Excerpt from a dataset →
==================================================
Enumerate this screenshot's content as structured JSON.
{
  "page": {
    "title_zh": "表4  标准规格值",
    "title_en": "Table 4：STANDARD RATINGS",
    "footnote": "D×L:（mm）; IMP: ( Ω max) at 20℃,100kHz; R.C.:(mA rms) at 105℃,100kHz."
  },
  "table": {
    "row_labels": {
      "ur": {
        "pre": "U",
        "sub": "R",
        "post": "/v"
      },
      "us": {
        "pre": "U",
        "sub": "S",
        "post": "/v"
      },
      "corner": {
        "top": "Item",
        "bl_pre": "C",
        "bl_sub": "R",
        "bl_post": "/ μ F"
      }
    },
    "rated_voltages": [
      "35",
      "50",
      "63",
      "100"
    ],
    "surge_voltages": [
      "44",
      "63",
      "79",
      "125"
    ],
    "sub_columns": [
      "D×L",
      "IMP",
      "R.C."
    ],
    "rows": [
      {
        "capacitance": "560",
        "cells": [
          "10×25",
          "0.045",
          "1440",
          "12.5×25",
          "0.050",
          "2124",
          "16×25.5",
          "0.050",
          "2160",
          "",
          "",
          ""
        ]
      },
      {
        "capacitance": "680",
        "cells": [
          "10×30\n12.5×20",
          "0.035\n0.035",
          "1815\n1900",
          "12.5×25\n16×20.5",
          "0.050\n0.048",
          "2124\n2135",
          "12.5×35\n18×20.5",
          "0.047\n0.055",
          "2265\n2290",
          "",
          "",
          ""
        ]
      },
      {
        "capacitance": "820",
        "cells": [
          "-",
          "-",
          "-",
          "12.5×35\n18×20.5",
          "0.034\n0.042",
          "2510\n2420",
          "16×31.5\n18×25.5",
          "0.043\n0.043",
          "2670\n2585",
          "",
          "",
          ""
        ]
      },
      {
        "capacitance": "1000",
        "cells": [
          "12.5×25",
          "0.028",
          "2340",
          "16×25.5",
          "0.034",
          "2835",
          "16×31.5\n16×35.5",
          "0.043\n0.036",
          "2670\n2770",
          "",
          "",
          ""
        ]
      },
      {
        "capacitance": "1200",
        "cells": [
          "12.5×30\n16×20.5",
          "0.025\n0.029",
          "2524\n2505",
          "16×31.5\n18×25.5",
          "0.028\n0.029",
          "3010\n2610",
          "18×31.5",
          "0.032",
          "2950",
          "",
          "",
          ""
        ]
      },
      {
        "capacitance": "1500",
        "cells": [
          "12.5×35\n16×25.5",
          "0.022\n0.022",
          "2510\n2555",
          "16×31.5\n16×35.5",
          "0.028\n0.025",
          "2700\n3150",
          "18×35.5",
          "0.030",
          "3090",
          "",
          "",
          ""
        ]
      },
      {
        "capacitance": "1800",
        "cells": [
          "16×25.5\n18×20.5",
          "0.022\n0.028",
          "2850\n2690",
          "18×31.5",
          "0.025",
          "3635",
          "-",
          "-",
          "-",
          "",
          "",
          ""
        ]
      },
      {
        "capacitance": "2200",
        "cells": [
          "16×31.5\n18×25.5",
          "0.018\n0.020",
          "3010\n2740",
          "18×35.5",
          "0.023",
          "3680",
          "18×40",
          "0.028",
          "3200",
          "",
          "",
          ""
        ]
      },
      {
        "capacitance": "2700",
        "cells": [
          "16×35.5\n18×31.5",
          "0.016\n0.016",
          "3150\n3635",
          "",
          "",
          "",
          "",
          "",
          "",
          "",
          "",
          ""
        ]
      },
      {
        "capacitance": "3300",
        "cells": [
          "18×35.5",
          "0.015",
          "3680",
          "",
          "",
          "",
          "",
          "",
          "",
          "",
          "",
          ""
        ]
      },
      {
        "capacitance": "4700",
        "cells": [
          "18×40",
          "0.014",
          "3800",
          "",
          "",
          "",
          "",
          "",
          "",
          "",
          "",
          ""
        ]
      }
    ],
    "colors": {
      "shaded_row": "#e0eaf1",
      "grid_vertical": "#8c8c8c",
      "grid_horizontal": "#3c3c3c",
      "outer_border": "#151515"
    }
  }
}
==================================================
Work required → All of the data needs to be printed once more, exactly.

Full output →
Enumerate this screenshot's content as structured JSON.
{
  "page": {
    "title_zh": "表4  标准规格值",
    "title_en": "Table 4：STANDARD RATINGS",
    "footnote": "D×L:（mm）; IMP: ( Ω max) at 20℃,100kHz; R.C.:(mA rms) at 105℃,100kHz."
  },
  "table": {
    "row_labels": {
      "ur": {
        "pre": "U",
        "sub": "R",
        "post": "/v"
      },
      "us": {
        "pre": "U",
        "sub": "S",
        "post": "/v"
      },
      "corner": {
        "top": "Item",
        "bl_pre": "C",
        "bl_sub": "R",
        "bl_post": "/ μ F"
      }
    },
    "rated_voltages": [
      "35",
      "50",
      "63",
      "100"
    ],
    "surge_voltages": [
      "44",
      "63",
      "79",
      "125"
    ],
    "sub_columns": [
      "D×L",
      "IMP",
      "R.C."
    ],
    "rows": [
      {
        "capacitance": "560",
        "cells": [
          "10×25",
          "0.045",
          "1440",
          "12.5×25",
          "0.050",
          "2124",
          "16×25.5",
          "0.050",
          "2160",
          "",
          "",
          ""
        ]
      },
      {
        "capacitance": "680",
        "cells": [
          "10×30\n12.5×20",
          "0.035\n0.035",
          "1815\n1900",
          "12.5×25\n16×20.5",
          "0.050\n0.048",
          "2124\n2135",
          "12.5×35\n18×20.5",
          "0.047\n0.055",
          "2265\n2290",
          "",
          "",
          ""
        ]
      },
      {
        "capacitance": "820",
        "cells": [
          "-",
          "-",
          "-",
          "12.5×35\n18×20.5",
          "0.034\n0.042",
          "2510\n2420",
          "16×31.5\n18×25.5",
          "0.043\n0.043",
          "2670\n2585",
          "",
          "",
          ""
        ]
      },
      {
        "capacitance": "1000",
        "cells": [
          "12.5×25",
          "0.028",
          "2340",
          "16×25.5",
          "0.034",
          "2835",
          "16×31.5\n16×35.5",
          "0.043\n0.036",
          "2670\n2770",
          "",
          "",
          ""
        ]
      },
      {
        "capacitance": "1200",
        "cells": [
          "12.5×30\n16×20.5",
          "0.025\n0.029",
          "2524\n2505",
          "16×31.5\n18×25.5",
          "0.028\n0.029",
          "3010\n2610",
          "18×31.5",
          "0.032",
          "2950",
          "",
          "",
          ""
        ]
      },
      {
        "capacitance": "1500",
        "cells": [
          "12.5×35\n16×25.5",
          "0.022\n0.022",
          "2510\n2555",
          "16×31.5\n16×35.5",
          "0.028\n0.025",
          "2700\n3150",
          "18×35.5",
          "0.030",
          "3090",
          "",
          "",
          ""
        ]
      },
      {
        "capacitance": "1800",
        "cells": [
          "16×25.5\n18×20.5",
          "0.022\n0.028",
          "2850\n2690",
          "18×31.5",
          "0.025",
          "3635",
          "-",
          "-",
          "-",
          "",
          "",
          ""
        ]
      },
      {
        "capacitance": "2200",
        "cells": [
          "16×31.5\n18×25.5",
          "0.018\n0.020",
          "3010\n2740",
          "18×35.5",
          "0.023",
          "3680",
          "18×40",
          "0.028",
          "3200",
          "",
          "",
          ""
        ]
      },
      {
        "capacitance": "2700",
        "cells": [
          "16×35.5\n18×31.5",
          "0.016\n0.016",
          "3150\n3635",
          "",
          "",
          "",
          "",
          "",
          "",
          "",
          "",
          ""
        ]
      },
      {
        "capacitance": "3300",
        "cells": [
          "18×35.5",
          "0.015",
          "3680",
          "",
          "",
          "",
          "",
          "",
          "",
          "",
          "",
          ""
        ]
      },
      {
        "capacitance": "4700",
        "cells": [
          "18×40",
          "0.014",
          "3800",
          "",
          "",
          "",
          "",
          "",
          "",
          "",
          "",
          ""
        ]
      }
    ],
    "colors": {
      "shaded_row": "#e0eaf1",
      "grid_vertical": "#8c8c8c",
      "grid_horizontal": "#3c3c3c",
      "outer_border": "#151515"
    }
  }
}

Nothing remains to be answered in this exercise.